### STATED EXERCISE
Reading down the listing below, count the lines where the word "xlabel" shows up, then give only that count.
____ ENTRIES
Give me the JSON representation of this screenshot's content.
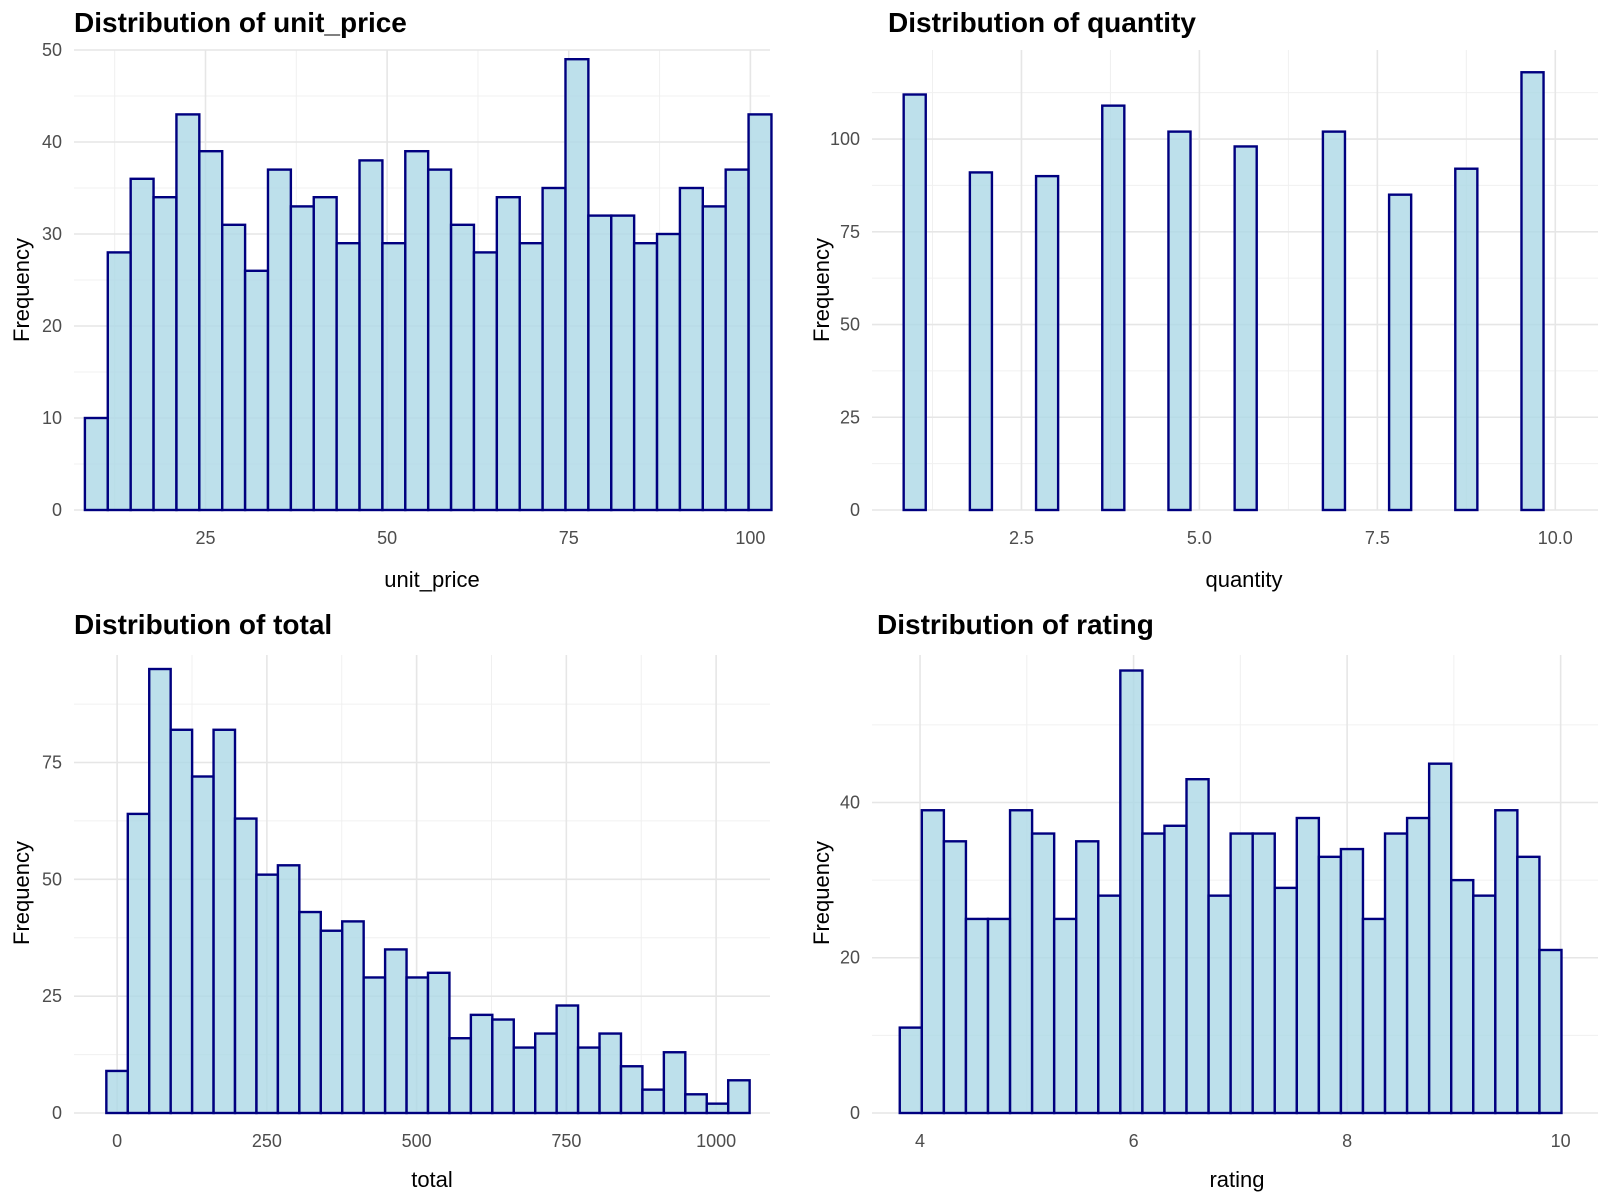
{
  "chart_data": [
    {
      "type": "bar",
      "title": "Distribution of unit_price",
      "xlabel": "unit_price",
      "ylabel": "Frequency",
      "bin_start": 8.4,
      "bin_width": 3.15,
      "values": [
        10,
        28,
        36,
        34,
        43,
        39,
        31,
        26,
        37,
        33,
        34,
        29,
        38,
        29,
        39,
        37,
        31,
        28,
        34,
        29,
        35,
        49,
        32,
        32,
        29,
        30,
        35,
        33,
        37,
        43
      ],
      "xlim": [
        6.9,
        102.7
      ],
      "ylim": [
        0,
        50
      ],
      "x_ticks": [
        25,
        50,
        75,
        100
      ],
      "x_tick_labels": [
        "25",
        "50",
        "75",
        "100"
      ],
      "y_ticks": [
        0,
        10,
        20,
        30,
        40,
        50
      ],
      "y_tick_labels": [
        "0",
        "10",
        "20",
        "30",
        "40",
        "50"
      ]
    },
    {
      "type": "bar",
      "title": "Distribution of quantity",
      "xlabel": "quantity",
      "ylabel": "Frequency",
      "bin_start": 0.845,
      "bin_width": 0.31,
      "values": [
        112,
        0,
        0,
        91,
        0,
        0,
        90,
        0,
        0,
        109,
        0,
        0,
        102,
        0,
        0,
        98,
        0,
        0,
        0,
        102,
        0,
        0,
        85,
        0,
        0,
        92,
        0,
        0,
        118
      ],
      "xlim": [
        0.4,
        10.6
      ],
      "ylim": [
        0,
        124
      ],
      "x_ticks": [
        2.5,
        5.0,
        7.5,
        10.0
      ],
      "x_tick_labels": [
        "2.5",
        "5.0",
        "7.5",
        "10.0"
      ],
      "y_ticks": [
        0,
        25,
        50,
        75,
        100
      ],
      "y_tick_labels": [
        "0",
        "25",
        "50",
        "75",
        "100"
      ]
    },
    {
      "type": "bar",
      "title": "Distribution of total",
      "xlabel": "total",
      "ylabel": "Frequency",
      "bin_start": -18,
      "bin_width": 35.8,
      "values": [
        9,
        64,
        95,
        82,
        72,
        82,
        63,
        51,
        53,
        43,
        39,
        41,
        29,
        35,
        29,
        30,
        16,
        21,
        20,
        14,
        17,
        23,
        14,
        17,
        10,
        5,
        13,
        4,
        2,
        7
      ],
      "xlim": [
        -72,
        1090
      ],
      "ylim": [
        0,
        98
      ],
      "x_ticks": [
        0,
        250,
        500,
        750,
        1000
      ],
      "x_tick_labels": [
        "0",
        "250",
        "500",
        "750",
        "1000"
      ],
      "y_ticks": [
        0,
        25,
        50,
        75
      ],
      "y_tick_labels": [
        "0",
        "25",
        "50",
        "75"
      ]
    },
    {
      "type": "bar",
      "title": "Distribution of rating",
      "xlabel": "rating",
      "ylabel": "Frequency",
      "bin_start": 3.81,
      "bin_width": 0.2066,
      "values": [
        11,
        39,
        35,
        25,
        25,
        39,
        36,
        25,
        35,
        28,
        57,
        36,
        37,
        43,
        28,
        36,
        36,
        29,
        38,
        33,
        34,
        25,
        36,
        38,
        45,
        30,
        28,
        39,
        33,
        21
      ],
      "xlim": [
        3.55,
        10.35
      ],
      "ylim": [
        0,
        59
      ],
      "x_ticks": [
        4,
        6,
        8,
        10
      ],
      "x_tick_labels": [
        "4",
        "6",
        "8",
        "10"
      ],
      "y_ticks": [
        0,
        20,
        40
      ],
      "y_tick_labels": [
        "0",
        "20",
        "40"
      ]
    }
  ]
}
________
### FINISHED EXERCISE
4